→ **RECORDS SUPPLIED**:
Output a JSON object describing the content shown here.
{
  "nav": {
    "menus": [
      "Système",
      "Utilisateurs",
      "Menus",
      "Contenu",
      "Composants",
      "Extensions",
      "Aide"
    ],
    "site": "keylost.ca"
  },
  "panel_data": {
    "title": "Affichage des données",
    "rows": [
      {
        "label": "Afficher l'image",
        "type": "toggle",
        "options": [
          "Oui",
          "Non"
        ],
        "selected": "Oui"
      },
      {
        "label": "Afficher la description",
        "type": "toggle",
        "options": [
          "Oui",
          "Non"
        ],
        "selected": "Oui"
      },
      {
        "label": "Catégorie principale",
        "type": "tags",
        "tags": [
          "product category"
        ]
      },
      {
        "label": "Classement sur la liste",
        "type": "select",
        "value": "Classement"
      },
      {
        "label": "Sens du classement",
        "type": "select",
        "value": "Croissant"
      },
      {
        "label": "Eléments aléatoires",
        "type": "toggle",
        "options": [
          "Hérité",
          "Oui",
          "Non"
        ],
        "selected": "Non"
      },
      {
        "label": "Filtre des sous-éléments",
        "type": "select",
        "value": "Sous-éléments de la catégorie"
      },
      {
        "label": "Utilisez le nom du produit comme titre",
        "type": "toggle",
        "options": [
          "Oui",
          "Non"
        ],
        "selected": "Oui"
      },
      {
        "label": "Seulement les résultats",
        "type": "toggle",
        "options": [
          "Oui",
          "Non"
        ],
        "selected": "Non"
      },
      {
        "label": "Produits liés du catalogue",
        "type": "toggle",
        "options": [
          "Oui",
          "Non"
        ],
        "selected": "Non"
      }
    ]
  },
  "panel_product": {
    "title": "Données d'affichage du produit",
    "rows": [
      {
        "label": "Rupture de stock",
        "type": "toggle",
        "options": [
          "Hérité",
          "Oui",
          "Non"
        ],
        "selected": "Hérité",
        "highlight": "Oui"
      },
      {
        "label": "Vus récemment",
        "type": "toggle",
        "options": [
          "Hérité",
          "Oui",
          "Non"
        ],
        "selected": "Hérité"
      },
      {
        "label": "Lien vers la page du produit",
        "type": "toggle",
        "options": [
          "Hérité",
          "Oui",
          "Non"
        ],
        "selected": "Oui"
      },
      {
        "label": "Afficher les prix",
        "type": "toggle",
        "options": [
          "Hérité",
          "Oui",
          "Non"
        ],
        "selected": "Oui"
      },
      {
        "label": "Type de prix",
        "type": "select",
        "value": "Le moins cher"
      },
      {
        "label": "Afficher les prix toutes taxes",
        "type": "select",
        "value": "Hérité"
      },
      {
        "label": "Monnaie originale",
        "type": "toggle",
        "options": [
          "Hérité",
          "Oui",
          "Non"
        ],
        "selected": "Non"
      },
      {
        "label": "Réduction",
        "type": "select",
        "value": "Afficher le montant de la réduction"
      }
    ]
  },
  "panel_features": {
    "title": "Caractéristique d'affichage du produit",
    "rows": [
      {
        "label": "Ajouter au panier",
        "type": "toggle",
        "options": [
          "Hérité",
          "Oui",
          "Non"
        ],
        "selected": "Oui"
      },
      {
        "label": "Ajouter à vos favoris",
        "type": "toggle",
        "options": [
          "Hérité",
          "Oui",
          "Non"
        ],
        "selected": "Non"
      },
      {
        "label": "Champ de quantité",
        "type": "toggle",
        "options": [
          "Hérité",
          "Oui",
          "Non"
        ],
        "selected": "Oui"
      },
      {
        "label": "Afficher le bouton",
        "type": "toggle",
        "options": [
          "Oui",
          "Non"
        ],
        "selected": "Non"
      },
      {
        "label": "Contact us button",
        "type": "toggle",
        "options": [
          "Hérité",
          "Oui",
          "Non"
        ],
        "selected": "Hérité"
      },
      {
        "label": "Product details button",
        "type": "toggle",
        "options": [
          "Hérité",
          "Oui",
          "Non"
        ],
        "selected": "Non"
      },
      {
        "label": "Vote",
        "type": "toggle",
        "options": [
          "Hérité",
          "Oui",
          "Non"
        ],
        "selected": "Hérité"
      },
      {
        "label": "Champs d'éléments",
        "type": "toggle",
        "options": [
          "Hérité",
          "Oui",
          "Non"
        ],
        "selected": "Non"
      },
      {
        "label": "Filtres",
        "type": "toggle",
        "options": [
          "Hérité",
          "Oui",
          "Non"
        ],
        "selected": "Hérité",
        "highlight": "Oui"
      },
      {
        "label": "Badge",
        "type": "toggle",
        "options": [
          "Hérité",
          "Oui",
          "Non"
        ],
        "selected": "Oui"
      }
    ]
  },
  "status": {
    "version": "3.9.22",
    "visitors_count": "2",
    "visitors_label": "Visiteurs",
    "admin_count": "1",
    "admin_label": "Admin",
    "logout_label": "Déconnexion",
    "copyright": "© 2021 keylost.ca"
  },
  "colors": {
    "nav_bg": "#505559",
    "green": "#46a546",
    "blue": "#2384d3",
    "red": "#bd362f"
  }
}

→ **PROBLEM TO SOLVE**: Transcribe every entry exactly, omitting nothing.

→ **ANSWER TO THIS EXERCISE**:
Output a JSON object describing the content shown here.
{
  "nav": {
    "menus": [
      "Système",
      "Utilisateurs",
      "Menus",
      "Contenu",
      "Composants",
      "Extensions",
      "Aide"
    ],
    "site": "keylost.ca"
  },
  "panel_data": {
    "title": "Affichage des données",
    "rows": [
      {
        "label": "Afficher l'image",
        "type": "toggle",
        "options": [
          "Oui",
          "Non"
        ],
        "selected": "Oui"
      },
      {
        "label": "Afficher la description",
        "type": "toggle",
        "options": [
          "Oui",
          "Non"
        ],
        "selected": "Oui"
      },
      {
        "label": "Catégorie principale",
        "type": "tags",
        "tags": [
          "product category"
        ]
      },
      {
        "label": "Classement sur la liste",
        "type": "select",
        "value": "Classement"
      },
      {
        "label": "Sens du classement",
        "type": "select",
        "value": "Croissant"
      },
      {
        "label": "Eléments aléatoires",
        "type": "toggle",
        "options": [
          "Hérité",
          "Oui",
          "Non"
        ],
        "selected": "Non"
      },
      {
        "label": "Filtre des sous-éléments",
        "type": "select",
        "value": "Sous-éléments de la catégorie"
      },
      {
        "label": "Utilisez le nom du produit comme titre",
        "type": "toggle",
        "options": [
          "Oui",
          "Non"
        ],
        "selected": "Oui"
      },
      {
        "label": "Seulement les résultats",
        "type": "toggle",
        "options": [
          "Oui",
          "Non"
        ],
        "selected": "Non"
      },
      {
        "label": "Produits liés du catalogue",
        "type": "toggle",
        "options": [
          "Oui",
          "Non"
        ],
        "selected": "Non"
      }
    ]
  },
  "panel_product": {
    "title": "Données d'affichage du produit",
    "rows": [
      {
        "label": "Rupture de stock",
        "type": "toggle",
        "options": [
          "Hérité",
          "Oui",
          "Non"
        ],
        "selected": "Hérité",
        "highlight": "Oui"
      },
      {
        "label": "Vus récemment",
        "type": "toggle",
        "options": [
          "Hérité",
          "Oui",
          "Non"
        ],
        "selected": "Hérité"
      },
      {
        "label": "Lien vers la page du produit",
        "type": "toggle",
        "options": [
          "Hérité",
          "Oui",
          "Non"
        ],
        "selected": "Oui"
      },
      {
        "label": "Afficher les prix",
        "type": "toggle",
        "options": [
          "Hérité",
          "Oui",
          "Non"
        ],
        "selected": "Oui"
      },
      {
        "label": "Type de prix",
        "type": "select",
        "value": "Le moins cher"
      },
      {
        "label": "Afficher les prix toutes taxes",
        "type": "select",
        "value": "Hérité"
      },
      {
        "label": "Monnaie originale",
        "type": "toggle",
        "options": [
          "Hérité",
          "Oui",
          "Non"
        ],
        "selected": "Non"
      },
      {
        "label": "Réduction",
        "type": "select",
        "value": "Afficher le montant de la réduction"
      }
    ]
  },
  "panel_features": {
    "title": "Caractéristique d'affichage du produit",
    "rows": [
      {
        "label": "Ajouter au panier",
        "type": "toggle",
        "options": [
          "Hérité",
          "Oui",
          "Non"
        ],
        "selected": "Oui"
      },
      {
        "label": "Ajouter à vos favoris",
        "type": "toggle",
        "options": [
          "Hérité",
          "Oui",
          "Non"
        ],
        "selected": "Non"
      },
      {
        "label": "Champ de quantité",
        "type": "toggle",
        "options": [
          "Hérité",
          "Oui",
          "Non"
        ],
        "selected": "Oui"
      },
      {
        "label": "Afficher le bouton",
        "type": "toggle",
        "options": [
          "Oui",
          "Non"
        ],
        "selected": "Non"
      },
      {
        "label": "Contact us button",
        "type": "toggle",
        "options": [
          "Hérité",
          "Oui",
          "Non"
        ],
        "selected": "Hérité"
      },
      {
        "label": "Product details button",
        "type": "toggle",
        "options": [
          "Hérité",
          "Oui",
          "Non"
        ],
        "selected": "Non"
      },
      {
        "label": "Vote",
        "type": "toggle",
        "options": [
          "Hérité",
          "Oui",
          "Non"
        ],
        "selected": "Hérité"
      },
      {
        "label": "Champs d'éléments",
        "type": "toggle",
        "options": [
          "Hérité",
          "Oui",
          "Non"
        ],
        "selected": "Non"
      },
      {
        "label": "Filtres",
        "type": "toggle",
        "options": [
          "Hérité",
          "Oui",
          "Non"
        ],
        "selected": "Hérité",
        "highlight": "Oui"
      },
      {
        "label": "Badge",
        "type": "toggle",
        "options": [
          "Hérité",
          "Oui",
          "Non"
        ],
        "selected": "Oui"
      }
    ]
  },
  "status": {
    "version": "3.9.22",
    "visitors_count": "2",
    "visitors_label": "Visiteurs",
    "admin_count": "1",
    "admin_label": "Admin",
    "logout_label": "Déconnexion",
    "copyright": "© 2021 keylost.ca"
  },
  "colors": {
    "nav_bg": "#505559",
    "green": "#46a546",
    "blue": "#2384d3",
    "red": "#bd362f"
  }
}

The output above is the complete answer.